"""
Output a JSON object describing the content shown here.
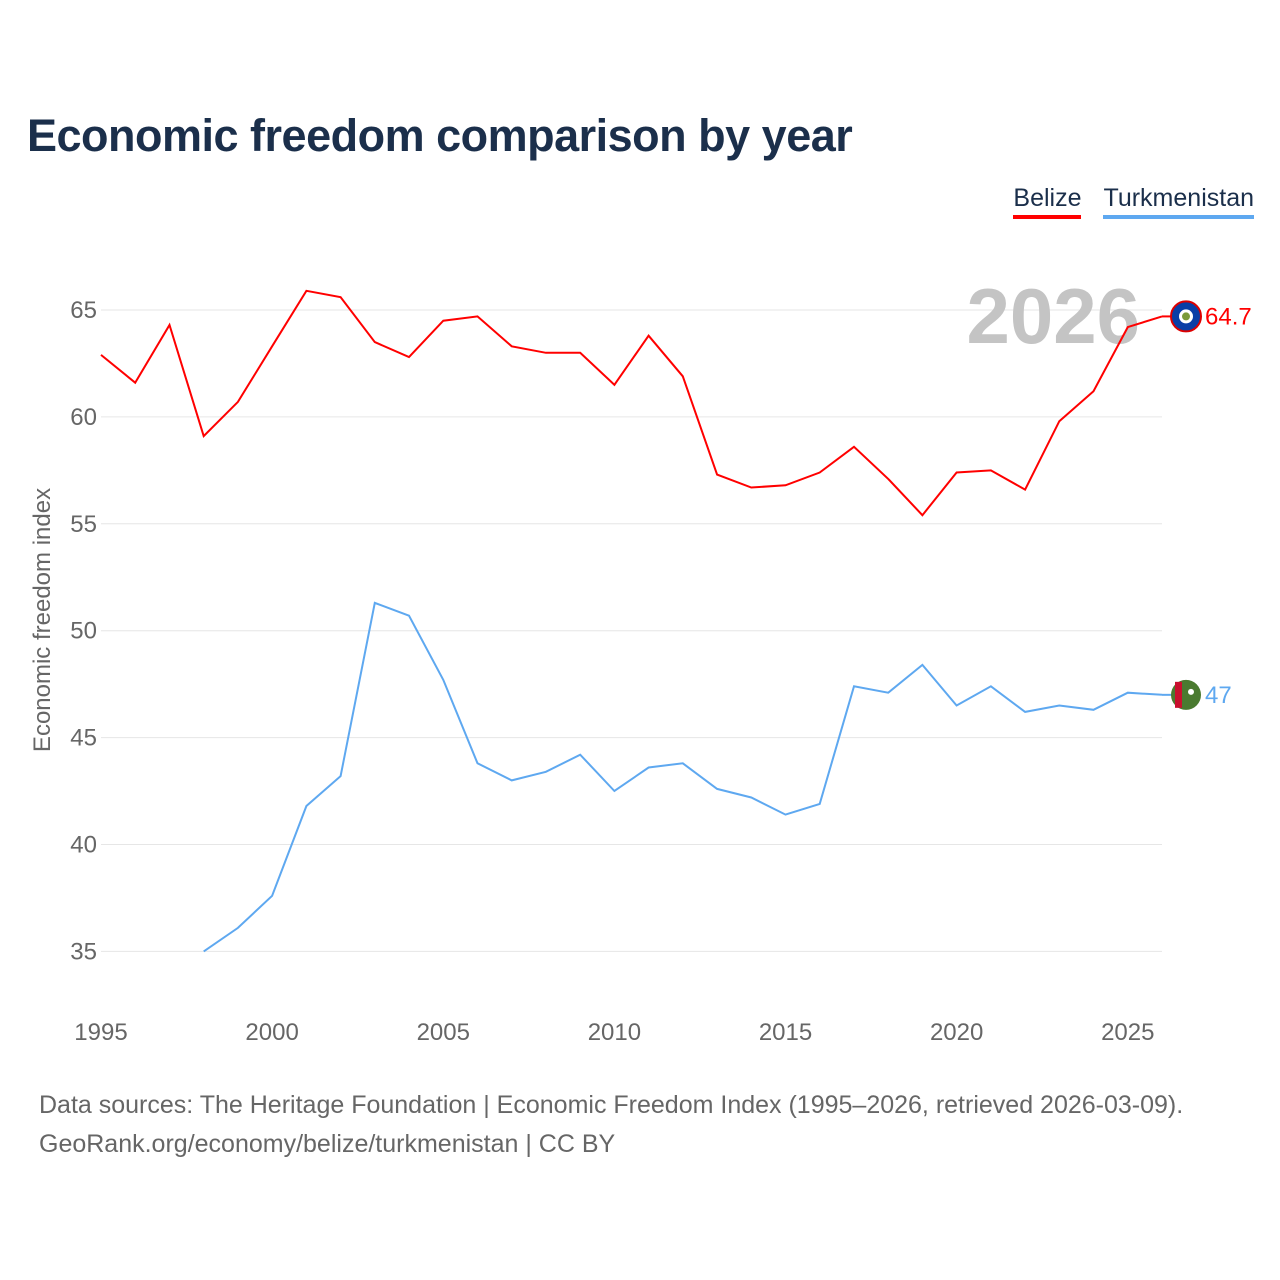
{
  "chart_data": {
    "type": "line",
    "title": "Economic freedom comparison by year",
    "xlabel": "",
    "ylabel": "Economic freedom index",
    "xlim": [
      1995,
      2026
    ],
    "ylim": [
      32.5,
      67.5
    ],
    "x_ticks": [
      1995,
      2000,
      2005,
      2010,
      2015,
      2020,
      2025
    ],
    "y_ticks": [
      35,
      40,
      45,
      50,
      55,
      60,
      65
    ],
    "grid": true,
    "legend_position": "top-right",
    "year_annotation": "2026",
    "series": [
      {
        "name": "Belize",
        "color": "#ff0000",
        "end_label": "64.7",
        "x": [
          1995,
          1996,
          1997,
          1998,
          1999,
          2000,
          2001,
          2002,
          2003,
          2004,
          2005,
          2006,
          2007,
          2008,
          2009,
          2010,
          2011,
          2012,
          2013,
          2014,
          2015,
          2016,
          2017,
          2018,
          2019,
          2020,
          2021,
          2022,
          2023,
          2024,
          2025,
          2026
        ],
        "values": [
          62.9,
          61.6,
          64.3,
          59.1,
          60.7,
          63.3,
          65.9,
          65.6,
          63.5,
          62.8,
          64.5,
          64.7,
          63.3,
          63.0,
          63.0,
          61.5,
          63.8,
          61.9,
          57.3,
          56.7,
          56.8,
          57.4,
          58.6,
          57.1,
          55.4,
          57.4,
          57.5,
          56.6,
          59.8,
          61.2,
          64.2,
          64.7
        ]
      },
      {
        "name": "Turkmenistan",
        "color": "#5ea8f0",
        "end_label": "47",
        "x": [
          1998,
          1999,
          2000,
          2001,
          2002,
          2003,
          2004,
          2005,
          2006,
          2007,
          2008,
          2009,
          2010,
          2011,
          2012,
          2013,
          2014,
          2015,
          2016,
          2017,
          2018,
          2019,
          2020,
          2021,
          2022,
          2023,
          2024,
          2025,
          2026
        ],
        "values": [
          35.0,
          36.1,
          37.6,
          41.8,
          43.2,
          51.3,
          50.7,
          47.7,
          43.8,
          43.0,
          43.4,
          44.2,
          42.5,
          43.6,
          43.8,
          42.6,
          42.2,
          41.4,
          41.9,
          47.4,
          47.1,
          48.4,
          46.5,
          47.4,
          46.2,
          46.5,
          46.3,
          47.1,
          47.0
        ]
      }
    ]
  },
  "source": {
    "line1": "Data sources: The Heritage Foundation | Economic Freedom Index (1995–2026, retrieved 2026-03-09).",
    "line2": "GeoRank.org/economy/belize/turkmenistan | CC BY"
  }
}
"""
Omit the pictures. Transcribe every record exactly.

Output a JSON object describing the content shown here.
{
  "chart_data": {
    "type": "line",
    "title": "Economic freedom comparison by year",
    "xlabel": "",
    "ylabel": "Economic freedom index",
    "xlim": [
      1995,
      2026
    ],
    "ylim": [
      32.5,
      67.5
    ],
    "x_ticks": [
      1995,
      2000,
      2005,
      2010,
      2015,
      2020,
      2025
    ],
    "y_ticks": [
      35,
      40,
      45,
      50,
      55,
      60,
      65
    ],
    "grid": true,
    "legend_position": "top-right",
    "year_annotation": "2026",
    "series": [
      {
        "name": "Belize",
        "color": "#ff0000",
        "end_label": "64.7",
        "x": [
          1995,
          1996,
          1997,
          1998,
          1999,
          2000,
          2001,
          2002,
          2003,
          2004,
          2005,
          2006,
          2007,
          2008,
          2009,
          2010,
          2011,
          2012,
          2013,
          2014,
          2015,
          2016,
          2017,
          2018,
          2019,
          2020,
          2021,
          2022,
          2023,
          2024,
          2025,
          2026
        ],
        "values": [
          62.9,
          61.6,
          64.3,
          59.1,
          60.7,
          63.3,
          65.9,
          65.6,
          63.5,
          62.8,
          64.5,
          64.7,
          63.3,
          63.0,
          63.0,
          61.5,
          63.8,
          61.9,
          57.3,
          56.7,
          56.8,
          57.4,
          58.6,
          57.1,
          55.4,
          57.4,
          57.5,
          56.6,
          59.8,
          61.2,
          64.2,
          64.7
        ]
      },
      {
        "name": "Turkmenistan",
        "color": "#5ea8f0",
        "end_label": "47",
        "x": [
          1998,
          1999,
          2000,
          2001,
          2002,
          2003,
          2004,
          2005,
          2006,
          2007,
          2008,
          2009,
          2010,
          2011,
          2012,
          2013,
          2014,
          2015,
          2016,
          2017,
          2018,
          2019,
          2020,
          2021,
          2022,
          2023,
          2024,
          2025,
          2026
        ],
        "values": [
          35.0,
          36.1,
          37.6,
          41.8,
          43.2,
          51.3,
          50.7,
          47.7,
          43.8,
          43.0,
          43.4,
          44.2,
          42.5,
          43.6,
          43.8,
          42.6,
          42.2,
          41.4,
          41.9,
          47.4,
          47.1,
          48.4,
          46.5,
          47.4,
          46.2,
          46.5,
          46.3,
          47.1,
          47.0
        ]
      }
    ]
  },
  "source": {
    "line1": "Data sources: The Heritage Foundation | Economic Freedom Index (1995–2026, retrieved 2026-03-09).",
    "line2": "GeoRank.org/economy/belize/turkmenistan | CC BY"
  }
}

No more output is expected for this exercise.